BRIEF: Locate and copy all lines bearing the word "Kamener".

SUPPLIED ENTRIES:
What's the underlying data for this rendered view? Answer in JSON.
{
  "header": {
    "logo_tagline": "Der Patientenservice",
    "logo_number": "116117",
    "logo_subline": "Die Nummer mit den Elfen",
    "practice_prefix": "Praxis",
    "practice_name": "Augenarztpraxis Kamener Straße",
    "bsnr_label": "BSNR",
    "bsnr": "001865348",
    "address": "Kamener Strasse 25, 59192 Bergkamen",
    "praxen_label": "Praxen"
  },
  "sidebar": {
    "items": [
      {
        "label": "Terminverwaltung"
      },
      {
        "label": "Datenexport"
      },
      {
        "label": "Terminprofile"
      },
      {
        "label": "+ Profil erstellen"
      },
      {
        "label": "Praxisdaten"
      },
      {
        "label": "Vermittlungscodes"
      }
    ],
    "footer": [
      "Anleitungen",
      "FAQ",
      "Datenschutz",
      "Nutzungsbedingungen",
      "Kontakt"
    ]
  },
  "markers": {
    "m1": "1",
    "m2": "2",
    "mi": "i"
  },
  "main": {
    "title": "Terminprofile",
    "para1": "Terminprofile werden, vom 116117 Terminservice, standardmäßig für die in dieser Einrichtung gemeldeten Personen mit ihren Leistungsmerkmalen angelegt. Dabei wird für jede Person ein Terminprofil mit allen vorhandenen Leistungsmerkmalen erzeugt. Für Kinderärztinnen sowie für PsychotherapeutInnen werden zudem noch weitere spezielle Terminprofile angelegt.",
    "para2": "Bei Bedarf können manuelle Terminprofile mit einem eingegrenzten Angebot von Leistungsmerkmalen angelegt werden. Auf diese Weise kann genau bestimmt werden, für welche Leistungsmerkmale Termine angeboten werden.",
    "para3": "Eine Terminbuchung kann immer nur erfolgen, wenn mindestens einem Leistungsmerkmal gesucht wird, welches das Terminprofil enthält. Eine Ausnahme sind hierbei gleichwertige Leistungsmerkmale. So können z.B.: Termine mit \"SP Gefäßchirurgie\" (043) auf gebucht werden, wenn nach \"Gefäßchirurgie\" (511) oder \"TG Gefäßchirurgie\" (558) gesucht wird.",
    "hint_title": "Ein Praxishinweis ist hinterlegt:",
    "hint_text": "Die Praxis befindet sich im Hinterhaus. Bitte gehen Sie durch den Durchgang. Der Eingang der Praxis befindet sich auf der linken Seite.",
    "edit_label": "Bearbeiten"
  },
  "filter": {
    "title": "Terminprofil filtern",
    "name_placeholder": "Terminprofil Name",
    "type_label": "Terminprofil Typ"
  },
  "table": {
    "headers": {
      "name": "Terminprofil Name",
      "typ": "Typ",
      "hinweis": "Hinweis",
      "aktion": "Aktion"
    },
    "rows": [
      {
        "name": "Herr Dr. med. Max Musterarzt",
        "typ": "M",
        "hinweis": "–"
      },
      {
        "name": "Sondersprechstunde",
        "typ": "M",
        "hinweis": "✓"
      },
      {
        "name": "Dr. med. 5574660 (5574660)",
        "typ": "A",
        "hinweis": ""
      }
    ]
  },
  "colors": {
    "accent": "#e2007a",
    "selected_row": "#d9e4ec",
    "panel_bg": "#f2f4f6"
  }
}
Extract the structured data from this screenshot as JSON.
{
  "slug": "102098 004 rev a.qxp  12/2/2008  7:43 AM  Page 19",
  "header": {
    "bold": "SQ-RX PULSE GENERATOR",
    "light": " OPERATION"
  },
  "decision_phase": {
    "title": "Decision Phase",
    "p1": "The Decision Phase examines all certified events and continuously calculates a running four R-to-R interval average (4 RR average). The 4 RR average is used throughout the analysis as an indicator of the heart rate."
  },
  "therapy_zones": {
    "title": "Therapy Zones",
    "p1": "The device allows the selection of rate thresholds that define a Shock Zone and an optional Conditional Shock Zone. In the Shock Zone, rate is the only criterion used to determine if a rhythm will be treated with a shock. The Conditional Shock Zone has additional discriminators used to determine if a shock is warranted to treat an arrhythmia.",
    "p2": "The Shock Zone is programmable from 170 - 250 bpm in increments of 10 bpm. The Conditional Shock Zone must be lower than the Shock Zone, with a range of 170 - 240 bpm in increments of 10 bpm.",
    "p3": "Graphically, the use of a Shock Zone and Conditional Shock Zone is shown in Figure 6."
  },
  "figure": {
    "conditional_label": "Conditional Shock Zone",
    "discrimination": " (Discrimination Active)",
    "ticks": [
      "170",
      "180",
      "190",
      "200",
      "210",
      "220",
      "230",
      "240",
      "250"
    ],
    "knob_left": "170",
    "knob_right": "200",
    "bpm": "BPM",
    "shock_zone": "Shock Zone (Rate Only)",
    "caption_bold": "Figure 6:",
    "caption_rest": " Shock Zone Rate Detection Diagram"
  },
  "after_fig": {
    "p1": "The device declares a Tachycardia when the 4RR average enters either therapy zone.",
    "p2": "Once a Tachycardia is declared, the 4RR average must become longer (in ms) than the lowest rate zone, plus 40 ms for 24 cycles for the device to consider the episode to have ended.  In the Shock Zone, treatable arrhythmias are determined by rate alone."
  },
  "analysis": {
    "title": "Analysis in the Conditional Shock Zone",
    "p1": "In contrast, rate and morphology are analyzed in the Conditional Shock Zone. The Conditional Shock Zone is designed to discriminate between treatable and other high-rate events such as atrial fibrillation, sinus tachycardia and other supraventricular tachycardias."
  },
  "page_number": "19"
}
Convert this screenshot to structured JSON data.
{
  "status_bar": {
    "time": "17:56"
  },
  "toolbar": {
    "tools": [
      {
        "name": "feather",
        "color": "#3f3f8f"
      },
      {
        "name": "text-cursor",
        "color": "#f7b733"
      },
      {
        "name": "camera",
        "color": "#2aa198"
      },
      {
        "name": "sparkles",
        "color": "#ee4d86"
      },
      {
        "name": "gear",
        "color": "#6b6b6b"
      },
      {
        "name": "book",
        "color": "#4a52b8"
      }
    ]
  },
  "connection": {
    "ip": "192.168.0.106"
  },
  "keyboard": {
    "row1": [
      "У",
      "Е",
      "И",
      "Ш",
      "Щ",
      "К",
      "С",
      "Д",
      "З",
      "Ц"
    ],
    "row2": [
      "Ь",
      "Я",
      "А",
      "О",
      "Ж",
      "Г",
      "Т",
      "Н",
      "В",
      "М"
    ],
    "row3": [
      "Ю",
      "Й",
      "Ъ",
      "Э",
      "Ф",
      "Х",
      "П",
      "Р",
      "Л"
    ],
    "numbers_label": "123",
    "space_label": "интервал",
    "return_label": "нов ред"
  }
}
---
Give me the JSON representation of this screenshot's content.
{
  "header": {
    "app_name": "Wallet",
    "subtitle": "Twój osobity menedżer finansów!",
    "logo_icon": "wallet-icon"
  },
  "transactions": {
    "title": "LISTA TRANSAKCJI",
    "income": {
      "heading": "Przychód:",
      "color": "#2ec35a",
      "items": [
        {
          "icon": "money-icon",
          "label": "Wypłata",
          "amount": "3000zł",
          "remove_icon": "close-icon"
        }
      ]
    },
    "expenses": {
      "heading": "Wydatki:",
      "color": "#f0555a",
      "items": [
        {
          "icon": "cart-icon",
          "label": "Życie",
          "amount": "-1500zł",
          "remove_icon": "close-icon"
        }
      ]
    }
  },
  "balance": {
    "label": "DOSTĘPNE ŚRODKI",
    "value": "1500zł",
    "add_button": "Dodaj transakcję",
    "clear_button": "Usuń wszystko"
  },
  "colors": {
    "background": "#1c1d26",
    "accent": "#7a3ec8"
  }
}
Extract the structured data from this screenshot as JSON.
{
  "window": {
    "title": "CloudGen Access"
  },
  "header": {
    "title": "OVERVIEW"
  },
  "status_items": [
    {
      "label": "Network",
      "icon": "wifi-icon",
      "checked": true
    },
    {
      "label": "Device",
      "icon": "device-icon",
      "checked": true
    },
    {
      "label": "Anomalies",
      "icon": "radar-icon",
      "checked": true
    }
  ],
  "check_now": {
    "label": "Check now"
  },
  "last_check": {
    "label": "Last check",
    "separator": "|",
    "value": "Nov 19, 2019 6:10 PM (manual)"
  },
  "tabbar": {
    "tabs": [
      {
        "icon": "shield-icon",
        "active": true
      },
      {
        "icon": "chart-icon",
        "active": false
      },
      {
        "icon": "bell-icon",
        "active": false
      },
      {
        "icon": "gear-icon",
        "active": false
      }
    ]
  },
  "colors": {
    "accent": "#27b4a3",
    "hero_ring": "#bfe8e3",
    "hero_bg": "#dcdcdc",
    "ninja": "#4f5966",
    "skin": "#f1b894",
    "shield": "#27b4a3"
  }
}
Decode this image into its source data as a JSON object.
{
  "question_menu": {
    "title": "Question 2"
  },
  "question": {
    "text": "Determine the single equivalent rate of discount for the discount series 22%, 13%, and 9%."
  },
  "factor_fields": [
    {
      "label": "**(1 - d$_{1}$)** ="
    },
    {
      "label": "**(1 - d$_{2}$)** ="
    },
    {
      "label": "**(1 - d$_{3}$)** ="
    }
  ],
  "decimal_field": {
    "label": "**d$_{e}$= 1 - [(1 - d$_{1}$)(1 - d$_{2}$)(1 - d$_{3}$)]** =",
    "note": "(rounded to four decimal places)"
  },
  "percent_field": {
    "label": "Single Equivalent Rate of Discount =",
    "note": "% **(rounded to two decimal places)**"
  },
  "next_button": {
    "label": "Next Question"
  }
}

COMPLETE OUTPUT:
    "practice_name": "Augenarztpraxis Kamener Straße",
    "address": "Kamener Strasse 25, 59192 Bergkamen",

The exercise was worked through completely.